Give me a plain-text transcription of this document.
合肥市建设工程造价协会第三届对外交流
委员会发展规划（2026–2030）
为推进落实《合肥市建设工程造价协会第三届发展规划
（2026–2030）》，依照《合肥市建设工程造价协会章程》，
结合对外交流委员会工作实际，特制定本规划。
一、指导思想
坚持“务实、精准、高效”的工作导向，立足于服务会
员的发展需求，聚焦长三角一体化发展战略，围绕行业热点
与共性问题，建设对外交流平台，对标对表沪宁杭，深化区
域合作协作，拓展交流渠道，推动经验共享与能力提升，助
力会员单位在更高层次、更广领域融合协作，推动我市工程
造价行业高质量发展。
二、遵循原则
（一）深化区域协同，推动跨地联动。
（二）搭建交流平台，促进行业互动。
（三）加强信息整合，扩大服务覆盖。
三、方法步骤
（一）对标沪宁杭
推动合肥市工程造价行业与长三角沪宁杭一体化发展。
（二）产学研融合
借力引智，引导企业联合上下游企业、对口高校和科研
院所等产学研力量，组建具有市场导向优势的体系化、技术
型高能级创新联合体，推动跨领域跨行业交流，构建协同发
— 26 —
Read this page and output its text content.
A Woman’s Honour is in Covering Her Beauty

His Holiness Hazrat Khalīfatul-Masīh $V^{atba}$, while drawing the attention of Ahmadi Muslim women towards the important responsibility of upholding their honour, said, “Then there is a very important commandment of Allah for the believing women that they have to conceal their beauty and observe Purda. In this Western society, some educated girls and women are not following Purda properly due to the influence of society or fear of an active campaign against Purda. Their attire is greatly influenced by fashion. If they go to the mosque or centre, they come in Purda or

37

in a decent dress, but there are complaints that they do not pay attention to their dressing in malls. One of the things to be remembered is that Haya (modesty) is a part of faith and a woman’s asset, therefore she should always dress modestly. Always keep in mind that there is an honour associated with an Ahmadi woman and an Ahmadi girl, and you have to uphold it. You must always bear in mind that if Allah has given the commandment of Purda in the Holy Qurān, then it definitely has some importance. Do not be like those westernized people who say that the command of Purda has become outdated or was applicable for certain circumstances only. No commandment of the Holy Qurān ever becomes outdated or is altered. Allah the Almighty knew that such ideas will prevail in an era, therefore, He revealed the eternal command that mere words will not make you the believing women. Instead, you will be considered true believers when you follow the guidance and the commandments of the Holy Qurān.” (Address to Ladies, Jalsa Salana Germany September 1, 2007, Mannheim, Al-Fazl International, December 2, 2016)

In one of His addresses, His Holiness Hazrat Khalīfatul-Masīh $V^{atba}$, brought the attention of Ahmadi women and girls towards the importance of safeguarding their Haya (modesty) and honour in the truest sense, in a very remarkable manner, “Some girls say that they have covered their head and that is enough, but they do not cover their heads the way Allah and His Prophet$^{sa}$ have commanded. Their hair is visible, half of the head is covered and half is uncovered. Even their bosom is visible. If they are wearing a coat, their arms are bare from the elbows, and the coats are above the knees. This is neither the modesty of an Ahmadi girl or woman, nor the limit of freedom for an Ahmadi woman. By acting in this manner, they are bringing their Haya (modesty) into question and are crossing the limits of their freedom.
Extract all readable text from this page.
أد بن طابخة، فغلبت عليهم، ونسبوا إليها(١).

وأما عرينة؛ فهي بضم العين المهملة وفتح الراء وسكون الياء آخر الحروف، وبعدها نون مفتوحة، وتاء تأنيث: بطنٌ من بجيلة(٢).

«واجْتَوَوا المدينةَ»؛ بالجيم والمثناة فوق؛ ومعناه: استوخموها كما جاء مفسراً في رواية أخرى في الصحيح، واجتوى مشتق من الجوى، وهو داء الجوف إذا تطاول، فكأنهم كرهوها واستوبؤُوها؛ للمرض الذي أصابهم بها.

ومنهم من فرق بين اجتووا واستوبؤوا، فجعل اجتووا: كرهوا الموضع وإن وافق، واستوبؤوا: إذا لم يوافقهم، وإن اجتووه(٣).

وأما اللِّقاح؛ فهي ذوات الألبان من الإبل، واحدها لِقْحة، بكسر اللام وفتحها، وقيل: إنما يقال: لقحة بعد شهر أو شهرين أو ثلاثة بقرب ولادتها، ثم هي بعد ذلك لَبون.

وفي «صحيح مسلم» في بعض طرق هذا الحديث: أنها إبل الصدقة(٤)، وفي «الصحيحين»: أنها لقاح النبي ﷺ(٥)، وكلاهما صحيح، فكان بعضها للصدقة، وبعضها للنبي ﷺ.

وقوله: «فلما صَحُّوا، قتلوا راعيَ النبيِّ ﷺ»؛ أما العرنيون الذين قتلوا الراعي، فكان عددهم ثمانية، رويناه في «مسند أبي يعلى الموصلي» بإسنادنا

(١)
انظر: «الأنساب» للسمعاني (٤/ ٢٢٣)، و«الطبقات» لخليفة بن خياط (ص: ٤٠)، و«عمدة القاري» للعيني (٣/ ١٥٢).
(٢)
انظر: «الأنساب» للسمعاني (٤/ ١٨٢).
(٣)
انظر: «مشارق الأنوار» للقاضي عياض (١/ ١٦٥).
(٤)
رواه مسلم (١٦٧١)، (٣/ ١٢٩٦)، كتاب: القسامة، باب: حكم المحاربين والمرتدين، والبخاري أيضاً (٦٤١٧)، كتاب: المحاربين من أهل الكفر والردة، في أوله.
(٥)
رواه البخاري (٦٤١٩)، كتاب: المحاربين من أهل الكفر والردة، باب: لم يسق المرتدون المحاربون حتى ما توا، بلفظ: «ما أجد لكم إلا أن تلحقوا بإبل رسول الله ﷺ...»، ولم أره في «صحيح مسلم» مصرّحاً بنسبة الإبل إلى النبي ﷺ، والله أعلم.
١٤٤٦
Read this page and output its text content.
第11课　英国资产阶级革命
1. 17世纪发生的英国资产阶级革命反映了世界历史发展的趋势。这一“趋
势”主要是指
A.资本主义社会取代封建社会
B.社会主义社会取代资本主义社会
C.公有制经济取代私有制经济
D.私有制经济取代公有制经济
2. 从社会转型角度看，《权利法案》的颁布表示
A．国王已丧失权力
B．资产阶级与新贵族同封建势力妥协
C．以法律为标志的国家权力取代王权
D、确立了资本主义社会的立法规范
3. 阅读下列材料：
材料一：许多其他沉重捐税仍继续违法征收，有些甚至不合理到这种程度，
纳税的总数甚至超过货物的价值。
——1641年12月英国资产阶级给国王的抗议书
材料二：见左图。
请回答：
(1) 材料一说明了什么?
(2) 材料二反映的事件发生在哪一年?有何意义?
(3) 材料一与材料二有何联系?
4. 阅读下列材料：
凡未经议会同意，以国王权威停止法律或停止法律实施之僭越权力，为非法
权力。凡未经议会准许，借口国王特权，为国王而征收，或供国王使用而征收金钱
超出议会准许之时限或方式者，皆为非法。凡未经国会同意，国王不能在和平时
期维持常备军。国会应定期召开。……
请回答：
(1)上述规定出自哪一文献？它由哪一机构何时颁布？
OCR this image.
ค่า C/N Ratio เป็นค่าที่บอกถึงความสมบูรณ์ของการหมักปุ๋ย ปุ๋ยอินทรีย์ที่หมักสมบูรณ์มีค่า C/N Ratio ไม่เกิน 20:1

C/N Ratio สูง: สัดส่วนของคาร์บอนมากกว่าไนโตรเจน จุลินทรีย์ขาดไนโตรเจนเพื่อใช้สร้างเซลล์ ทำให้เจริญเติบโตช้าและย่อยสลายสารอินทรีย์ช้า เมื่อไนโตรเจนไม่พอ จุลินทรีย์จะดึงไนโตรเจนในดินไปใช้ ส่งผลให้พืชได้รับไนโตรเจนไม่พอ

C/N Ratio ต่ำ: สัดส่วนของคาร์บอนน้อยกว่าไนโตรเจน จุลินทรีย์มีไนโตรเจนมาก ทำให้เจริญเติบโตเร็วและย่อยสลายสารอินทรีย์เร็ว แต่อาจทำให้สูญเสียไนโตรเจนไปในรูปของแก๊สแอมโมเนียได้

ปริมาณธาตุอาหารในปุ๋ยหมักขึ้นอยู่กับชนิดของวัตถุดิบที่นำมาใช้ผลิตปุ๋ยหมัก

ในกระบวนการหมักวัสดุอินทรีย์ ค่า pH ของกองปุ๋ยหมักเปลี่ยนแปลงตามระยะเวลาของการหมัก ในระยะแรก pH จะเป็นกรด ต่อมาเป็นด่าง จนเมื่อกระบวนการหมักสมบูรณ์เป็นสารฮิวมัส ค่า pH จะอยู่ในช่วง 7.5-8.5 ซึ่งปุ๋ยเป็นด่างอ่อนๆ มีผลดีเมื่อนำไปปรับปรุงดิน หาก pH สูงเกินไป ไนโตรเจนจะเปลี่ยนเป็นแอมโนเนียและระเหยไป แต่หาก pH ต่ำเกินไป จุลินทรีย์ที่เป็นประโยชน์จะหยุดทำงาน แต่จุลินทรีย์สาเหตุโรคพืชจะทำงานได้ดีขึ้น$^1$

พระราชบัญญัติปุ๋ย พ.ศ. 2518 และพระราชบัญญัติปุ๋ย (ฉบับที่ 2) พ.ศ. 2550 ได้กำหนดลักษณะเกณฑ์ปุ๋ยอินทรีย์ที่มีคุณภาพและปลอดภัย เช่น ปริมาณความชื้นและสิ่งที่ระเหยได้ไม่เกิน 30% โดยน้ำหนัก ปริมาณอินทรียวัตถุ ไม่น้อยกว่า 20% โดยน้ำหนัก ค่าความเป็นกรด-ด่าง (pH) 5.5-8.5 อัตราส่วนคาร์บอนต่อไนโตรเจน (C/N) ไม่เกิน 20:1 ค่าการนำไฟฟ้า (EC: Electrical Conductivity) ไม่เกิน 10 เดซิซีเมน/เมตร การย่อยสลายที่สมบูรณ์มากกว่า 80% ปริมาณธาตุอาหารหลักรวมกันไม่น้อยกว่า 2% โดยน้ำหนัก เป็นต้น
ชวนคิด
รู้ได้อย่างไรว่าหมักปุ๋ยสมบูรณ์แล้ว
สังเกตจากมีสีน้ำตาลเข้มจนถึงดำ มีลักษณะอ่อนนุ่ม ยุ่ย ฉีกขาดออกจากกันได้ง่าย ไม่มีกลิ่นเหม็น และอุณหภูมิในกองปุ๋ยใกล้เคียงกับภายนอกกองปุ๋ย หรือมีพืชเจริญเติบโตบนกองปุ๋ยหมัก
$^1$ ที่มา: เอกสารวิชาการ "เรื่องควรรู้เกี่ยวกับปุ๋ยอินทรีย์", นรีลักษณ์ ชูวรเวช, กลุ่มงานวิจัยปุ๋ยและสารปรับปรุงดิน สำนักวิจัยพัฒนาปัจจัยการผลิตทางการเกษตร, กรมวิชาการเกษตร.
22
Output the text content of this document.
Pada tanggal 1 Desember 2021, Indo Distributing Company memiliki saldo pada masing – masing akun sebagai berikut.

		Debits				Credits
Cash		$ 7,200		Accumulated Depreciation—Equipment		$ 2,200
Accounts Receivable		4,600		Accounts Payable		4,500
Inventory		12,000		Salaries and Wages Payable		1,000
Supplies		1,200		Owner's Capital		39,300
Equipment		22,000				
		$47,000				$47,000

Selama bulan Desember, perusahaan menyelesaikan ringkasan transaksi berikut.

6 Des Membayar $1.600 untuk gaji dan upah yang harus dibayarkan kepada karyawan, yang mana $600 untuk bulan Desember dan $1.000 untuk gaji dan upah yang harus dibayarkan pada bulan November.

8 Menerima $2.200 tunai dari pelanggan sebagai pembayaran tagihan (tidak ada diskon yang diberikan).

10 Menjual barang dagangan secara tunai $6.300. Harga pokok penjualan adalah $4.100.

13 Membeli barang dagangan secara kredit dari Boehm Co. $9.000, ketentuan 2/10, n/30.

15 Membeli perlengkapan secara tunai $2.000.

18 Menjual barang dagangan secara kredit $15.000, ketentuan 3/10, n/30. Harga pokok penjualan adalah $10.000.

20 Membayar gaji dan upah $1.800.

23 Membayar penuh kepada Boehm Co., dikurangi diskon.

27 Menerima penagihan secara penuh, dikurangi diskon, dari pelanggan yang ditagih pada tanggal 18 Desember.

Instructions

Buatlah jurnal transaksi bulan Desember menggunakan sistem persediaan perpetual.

• • • • • • •

Copy each line above that contains the word "penjualan".

10 Menjual barang dagangan secara tunai $6.300. Harga pokok penjualan adalah $4.100.
18 Menjual barang dagangan secara kredit $15.000, ketentuan 3/10, n/30. Harga pokok penjualan adalah $10.000.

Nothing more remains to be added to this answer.